[Recorded information]

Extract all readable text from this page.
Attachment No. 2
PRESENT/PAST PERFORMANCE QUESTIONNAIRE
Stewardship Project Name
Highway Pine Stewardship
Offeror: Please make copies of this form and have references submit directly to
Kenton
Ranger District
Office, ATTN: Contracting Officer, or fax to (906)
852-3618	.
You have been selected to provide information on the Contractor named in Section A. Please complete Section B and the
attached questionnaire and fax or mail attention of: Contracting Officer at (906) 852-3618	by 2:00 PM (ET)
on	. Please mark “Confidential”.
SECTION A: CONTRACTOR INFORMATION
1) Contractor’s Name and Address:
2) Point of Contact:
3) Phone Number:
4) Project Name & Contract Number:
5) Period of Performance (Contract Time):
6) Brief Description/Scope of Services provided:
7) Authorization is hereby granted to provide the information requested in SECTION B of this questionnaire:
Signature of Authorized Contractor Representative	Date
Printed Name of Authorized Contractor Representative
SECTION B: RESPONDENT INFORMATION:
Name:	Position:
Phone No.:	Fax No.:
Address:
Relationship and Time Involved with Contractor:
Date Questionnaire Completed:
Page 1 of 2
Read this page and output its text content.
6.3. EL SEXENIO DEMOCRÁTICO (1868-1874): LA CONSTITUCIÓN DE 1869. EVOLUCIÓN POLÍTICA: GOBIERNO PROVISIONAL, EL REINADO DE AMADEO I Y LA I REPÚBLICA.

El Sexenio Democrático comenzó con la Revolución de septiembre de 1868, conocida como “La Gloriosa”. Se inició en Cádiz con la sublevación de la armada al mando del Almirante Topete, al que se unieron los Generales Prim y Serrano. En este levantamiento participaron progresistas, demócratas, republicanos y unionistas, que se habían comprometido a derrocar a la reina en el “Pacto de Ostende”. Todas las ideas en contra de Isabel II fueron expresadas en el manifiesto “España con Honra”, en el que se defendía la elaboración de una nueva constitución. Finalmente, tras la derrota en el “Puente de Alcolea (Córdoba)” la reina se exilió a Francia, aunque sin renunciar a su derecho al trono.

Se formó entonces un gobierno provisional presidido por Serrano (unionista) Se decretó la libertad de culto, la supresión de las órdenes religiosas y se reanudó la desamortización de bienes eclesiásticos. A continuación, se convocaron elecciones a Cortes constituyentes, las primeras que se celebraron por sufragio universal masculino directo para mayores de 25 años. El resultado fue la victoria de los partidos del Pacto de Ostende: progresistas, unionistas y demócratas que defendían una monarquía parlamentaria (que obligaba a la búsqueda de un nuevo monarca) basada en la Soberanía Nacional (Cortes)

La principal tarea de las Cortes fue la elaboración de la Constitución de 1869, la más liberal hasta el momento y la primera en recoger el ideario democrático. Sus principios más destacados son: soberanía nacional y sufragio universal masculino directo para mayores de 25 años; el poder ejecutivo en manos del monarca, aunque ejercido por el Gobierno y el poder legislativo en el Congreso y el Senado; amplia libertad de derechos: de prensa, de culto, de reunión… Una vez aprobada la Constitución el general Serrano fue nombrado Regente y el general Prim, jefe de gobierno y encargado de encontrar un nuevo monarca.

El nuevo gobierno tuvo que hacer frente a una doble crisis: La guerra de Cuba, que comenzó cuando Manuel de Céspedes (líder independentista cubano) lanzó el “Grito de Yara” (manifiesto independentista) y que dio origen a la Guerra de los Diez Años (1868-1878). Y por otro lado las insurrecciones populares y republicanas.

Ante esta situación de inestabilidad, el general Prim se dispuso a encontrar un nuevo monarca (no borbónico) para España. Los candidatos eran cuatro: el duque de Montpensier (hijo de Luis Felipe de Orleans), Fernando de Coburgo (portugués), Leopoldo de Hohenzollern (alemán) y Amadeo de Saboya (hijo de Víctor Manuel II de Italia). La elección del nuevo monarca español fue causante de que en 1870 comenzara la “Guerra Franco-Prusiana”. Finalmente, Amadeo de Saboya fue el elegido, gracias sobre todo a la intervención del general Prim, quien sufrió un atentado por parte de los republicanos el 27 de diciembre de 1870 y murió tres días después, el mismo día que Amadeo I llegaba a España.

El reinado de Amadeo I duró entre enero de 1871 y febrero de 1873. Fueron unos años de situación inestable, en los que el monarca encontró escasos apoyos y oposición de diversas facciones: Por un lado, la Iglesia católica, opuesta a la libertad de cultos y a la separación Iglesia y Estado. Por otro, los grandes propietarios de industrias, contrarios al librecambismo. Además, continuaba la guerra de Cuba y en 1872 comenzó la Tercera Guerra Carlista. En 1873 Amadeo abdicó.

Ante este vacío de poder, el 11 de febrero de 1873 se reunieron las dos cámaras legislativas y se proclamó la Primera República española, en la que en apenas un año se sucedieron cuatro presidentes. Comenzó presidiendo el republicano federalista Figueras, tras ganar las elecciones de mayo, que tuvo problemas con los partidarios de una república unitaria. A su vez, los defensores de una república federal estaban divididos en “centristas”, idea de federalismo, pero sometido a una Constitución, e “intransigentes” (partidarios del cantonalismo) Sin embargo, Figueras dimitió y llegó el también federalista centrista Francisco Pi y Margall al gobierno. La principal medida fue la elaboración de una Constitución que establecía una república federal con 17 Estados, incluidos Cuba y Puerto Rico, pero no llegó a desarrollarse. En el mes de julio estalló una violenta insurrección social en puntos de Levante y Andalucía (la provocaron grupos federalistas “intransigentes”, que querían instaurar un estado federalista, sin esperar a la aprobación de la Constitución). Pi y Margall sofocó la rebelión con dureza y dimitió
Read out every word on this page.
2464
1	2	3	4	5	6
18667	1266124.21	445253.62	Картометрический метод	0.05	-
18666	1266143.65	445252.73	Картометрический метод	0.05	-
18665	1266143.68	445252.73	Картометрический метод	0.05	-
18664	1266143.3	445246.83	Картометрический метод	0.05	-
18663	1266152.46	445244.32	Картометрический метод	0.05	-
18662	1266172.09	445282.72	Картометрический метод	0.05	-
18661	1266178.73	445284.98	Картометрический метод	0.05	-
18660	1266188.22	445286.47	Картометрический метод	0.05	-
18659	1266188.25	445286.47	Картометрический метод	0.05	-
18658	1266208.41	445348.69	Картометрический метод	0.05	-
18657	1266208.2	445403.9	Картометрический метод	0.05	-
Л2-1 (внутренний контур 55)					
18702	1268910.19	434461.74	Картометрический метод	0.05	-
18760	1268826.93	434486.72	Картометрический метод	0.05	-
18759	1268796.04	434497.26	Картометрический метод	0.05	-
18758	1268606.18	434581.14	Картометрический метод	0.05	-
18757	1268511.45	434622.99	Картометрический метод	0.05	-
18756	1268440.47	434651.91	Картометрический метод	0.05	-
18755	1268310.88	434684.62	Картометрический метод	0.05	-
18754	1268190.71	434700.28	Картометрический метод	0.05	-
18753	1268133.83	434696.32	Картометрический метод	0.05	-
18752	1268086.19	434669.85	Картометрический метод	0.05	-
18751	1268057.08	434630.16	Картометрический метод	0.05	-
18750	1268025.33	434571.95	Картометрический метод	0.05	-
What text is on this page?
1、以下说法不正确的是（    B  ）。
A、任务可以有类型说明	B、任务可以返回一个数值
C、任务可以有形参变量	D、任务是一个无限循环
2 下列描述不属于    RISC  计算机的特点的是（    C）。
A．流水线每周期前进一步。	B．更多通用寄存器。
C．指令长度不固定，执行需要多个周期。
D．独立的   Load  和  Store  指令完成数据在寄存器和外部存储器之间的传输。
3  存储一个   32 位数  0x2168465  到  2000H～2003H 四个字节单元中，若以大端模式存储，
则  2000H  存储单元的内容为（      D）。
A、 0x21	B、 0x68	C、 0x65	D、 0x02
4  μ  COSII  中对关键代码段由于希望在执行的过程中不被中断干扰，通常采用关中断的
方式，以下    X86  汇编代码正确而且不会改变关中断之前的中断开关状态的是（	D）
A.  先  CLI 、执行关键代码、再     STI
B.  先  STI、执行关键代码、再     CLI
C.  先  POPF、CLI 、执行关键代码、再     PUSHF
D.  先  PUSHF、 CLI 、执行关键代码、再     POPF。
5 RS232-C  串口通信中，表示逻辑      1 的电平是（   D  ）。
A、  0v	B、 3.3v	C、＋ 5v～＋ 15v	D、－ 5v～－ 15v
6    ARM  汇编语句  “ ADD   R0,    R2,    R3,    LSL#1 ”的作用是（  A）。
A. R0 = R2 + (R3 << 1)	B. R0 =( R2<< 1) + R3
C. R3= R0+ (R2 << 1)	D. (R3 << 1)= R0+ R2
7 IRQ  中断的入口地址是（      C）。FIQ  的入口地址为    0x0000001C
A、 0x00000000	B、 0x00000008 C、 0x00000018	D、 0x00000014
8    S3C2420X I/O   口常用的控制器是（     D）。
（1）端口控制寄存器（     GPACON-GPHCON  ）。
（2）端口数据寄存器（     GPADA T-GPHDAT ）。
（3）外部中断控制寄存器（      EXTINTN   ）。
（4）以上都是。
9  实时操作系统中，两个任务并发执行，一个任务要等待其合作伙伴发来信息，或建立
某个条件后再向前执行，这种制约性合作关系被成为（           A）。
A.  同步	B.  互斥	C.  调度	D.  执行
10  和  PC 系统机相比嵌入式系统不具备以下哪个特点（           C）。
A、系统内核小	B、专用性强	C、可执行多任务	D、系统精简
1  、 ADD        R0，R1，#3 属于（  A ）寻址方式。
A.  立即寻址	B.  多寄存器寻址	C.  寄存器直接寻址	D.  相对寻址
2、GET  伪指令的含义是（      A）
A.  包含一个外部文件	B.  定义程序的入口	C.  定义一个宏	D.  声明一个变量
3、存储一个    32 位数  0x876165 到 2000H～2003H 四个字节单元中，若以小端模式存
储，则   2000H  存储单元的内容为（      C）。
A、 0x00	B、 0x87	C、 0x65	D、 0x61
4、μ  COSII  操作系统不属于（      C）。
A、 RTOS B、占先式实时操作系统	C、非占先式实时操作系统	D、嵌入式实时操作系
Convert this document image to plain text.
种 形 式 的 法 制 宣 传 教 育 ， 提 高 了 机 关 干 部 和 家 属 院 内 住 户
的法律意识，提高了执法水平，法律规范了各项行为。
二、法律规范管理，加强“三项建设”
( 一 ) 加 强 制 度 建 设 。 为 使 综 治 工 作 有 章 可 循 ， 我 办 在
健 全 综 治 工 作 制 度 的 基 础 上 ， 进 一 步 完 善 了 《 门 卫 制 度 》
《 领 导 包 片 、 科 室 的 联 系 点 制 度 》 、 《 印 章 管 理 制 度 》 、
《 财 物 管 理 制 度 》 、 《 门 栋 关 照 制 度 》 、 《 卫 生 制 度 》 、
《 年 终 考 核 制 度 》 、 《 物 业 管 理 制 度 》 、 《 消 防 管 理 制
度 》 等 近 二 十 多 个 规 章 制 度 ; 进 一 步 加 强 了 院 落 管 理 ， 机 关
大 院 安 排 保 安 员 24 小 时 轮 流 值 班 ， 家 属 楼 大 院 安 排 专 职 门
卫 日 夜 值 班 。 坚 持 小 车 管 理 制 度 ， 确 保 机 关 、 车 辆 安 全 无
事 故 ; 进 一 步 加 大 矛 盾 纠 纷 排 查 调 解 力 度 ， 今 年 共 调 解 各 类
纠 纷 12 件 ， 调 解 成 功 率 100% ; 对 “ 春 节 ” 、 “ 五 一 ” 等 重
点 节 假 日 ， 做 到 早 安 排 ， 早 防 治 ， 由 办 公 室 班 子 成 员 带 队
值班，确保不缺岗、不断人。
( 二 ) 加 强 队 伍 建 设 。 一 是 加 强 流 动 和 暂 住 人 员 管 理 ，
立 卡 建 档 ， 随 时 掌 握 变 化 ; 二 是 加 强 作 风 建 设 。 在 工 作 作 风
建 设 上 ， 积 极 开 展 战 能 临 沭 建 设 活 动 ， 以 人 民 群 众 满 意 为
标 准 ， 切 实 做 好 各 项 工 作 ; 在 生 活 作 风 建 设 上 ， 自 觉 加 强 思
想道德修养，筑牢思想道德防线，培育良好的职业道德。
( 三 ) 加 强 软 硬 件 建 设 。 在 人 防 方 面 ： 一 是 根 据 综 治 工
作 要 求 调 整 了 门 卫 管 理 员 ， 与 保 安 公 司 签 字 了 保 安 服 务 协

[Task goal] Check every line in the material above for the string "存储一个", then give only the number of lines that have it.

[Response to this task] 2